======== Dataset entries

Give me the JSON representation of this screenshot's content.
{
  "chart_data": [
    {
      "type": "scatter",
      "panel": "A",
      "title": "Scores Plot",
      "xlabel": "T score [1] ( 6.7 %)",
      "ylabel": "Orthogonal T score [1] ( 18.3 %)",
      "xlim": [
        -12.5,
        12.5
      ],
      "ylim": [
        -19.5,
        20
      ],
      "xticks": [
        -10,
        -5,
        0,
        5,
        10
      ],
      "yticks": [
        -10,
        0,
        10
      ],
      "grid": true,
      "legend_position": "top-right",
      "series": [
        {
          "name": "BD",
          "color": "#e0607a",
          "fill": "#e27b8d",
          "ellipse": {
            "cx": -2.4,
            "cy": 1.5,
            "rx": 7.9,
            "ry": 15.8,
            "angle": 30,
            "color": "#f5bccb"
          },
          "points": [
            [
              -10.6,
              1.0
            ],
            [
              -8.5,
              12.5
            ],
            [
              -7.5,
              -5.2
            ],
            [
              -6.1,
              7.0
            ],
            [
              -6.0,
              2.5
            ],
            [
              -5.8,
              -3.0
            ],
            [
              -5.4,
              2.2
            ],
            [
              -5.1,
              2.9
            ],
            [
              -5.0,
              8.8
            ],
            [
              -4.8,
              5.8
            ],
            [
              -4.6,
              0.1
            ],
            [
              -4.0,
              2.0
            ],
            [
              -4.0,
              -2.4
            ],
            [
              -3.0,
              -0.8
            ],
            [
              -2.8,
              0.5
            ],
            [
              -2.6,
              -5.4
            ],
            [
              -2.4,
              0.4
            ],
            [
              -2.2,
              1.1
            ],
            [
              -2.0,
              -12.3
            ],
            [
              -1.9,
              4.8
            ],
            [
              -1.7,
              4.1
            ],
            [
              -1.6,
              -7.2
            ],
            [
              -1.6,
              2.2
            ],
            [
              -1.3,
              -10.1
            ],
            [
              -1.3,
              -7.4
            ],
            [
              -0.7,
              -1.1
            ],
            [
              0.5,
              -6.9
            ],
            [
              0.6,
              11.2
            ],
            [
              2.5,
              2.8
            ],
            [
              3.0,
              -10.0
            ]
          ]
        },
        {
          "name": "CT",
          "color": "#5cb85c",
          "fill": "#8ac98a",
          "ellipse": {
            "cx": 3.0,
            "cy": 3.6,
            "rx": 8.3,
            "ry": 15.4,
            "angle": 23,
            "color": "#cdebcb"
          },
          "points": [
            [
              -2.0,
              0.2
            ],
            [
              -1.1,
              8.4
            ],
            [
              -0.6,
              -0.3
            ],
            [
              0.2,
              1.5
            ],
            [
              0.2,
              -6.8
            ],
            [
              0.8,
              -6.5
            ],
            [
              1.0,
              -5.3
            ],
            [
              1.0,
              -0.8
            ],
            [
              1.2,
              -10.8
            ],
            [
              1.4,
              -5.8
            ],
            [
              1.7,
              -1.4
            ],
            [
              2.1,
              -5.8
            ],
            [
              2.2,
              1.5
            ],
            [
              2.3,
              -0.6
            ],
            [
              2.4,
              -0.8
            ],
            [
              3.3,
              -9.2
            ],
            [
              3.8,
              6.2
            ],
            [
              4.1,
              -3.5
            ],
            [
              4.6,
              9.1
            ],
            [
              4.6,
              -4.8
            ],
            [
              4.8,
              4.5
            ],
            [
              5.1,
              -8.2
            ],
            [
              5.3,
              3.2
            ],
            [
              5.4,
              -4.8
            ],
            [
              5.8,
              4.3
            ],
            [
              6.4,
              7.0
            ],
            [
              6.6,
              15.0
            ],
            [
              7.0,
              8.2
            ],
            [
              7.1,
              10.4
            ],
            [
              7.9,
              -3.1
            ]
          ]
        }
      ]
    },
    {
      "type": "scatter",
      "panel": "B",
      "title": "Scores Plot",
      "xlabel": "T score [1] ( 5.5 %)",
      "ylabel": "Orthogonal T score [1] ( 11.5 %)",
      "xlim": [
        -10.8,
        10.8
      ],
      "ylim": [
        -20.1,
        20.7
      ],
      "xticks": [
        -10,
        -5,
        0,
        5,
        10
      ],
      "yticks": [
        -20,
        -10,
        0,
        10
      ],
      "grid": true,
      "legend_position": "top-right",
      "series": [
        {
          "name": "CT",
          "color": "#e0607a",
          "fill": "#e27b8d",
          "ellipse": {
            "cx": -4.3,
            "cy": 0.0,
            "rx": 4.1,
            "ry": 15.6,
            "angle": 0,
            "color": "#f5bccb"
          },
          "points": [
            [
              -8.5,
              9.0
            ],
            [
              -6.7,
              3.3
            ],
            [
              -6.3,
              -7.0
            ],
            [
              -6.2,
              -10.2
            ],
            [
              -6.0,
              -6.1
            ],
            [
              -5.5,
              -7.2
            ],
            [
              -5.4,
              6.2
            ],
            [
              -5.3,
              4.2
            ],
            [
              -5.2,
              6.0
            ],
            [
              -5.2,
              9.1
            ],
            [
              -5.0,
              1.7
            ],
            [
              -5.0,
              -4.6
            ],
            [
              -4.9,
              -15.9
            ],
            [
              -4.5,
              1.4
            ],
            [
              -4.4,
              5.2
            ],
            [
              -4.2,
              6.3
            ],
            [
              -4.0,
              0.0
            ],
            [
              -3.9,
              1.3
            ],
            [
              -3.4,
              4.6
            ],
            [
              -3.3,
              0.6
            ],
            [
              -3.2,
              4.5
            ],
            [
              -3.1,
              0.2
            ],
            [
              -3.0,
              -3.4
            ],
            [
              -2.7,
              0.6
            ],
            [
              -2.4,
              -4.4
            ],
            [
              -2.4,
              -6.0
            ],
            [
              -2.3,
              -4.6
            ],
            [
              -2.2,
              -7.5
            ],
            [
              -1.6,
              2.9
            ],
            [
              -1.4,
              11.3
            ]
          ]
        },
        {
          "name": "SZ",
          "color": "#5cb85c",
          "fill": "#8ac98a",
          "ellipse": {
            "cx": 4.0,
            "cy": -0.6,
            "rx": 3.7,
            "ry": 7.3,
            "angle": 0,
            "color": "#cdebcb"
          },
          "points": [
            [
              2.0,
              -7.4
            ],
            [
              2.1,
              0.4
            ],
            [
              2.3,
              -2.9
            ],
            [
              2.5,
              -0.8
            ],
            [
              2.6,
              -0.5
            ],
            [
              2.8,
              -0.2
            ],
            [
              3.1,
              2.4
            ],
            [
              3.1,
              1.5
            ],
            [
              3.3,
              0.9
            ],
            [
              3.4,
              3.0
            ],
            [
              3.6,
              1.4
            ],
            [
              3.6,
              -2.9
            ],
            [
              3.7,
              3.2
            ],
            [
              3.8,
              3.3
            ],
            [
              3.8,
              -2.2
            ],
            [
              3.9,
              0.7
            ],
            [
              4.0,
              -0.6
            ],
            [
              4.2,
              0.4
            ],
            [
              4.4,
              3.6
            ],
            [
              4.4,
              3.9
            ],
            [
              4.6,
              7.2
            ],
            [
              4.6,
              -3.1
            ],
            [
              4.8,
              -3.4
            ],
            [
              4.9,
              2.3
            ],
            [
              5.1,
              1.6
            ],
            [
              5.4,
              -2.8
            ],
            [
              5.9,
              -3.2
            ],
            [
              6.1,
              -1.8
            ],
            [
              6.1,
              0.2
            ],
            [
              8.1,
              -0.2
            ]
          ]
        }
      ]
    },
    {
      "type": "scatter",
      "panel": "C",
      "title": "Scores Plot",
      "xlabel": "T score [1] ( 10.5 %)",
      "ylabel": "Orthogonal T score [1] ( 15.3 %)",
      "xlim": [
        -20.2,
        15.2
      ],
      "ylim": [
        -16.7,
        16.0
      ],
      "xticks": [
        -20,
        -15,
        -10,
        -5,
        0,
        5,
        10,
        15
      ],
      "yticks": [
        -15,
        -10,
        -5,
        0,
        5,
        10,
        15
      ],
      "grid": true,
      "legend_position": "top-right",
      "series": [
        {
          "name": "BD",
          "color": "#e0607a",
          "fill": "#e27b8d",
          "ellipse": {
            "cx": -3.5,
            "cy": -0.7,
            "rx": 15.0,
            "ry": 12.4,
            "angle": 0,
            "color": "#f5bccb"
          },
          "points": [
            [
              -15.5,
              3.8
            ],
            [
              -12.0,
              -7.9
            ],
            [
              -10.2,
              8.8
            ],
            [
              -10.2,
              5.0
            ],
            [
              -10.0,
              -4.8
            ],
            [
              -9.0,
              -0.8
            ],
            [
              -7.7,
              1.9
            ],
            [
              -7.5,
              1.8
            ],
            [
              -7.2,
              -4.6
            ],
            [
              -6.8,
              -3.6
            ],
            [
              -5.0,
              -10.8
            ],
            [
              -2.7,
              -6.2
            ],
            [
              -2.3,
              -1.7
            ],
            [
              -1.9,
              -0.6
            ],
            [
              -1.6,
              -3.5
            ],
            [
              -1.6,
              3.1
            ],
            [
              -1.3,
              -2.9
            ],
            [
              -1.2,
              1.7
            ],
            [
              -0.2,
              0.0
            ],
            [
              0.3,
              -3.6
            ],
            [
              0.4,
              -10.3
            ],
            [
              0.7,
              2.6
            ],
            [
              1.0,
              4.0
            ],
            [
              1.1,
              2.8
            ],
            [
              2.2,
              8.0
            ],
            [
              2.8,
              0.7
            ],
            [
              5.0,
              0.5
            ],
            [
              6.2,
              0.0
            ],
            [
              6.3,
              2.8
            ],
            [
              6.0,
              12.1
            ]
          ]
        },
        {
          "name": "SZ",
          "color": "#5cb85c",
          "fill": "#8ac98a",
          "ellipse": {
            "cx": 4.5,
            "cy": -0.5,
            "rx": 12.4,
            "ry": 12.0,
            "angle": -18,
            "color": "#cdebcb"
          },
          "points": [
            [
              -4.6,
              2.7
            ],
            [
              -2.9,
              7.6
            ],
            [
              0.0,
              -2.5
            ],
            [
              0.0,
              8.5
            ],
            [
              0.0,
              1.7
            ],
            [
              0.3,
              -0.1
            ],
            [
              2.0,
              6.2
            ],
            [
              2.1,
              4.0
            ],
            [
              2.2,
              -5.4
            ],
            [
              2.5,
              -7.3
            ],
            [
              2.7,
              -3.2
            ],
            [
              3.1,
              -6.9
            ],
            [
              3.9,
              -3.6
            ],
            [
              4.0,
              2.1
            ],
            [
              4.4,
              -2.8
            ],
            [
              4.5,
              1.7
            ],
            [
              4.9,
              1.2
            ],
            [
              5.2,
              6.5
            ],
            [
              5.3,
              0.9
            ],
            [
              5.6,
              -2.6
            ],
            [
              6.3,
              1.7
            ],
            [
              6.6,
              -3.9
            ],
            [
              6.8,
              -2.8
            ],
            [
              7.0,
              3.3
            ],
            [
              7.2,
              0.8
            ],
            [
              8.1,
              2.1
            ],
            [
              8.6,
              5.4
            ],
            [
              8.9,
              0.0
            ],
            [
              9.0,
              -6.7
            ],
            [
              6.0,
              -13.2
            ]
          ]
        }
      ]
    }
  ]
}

================

* [What to work on] Take every line from the data above that holds "ylabel" and copy it out.

* [Exercise solution]
      "ylabel": "Orthogonal T score [1] ( 18.3 %)",
      "ylabel": "Orthogonal T score [1] ( 11.5 %)",
      "ylabel": "Orthogonal T score [1] ( 15.3 %)",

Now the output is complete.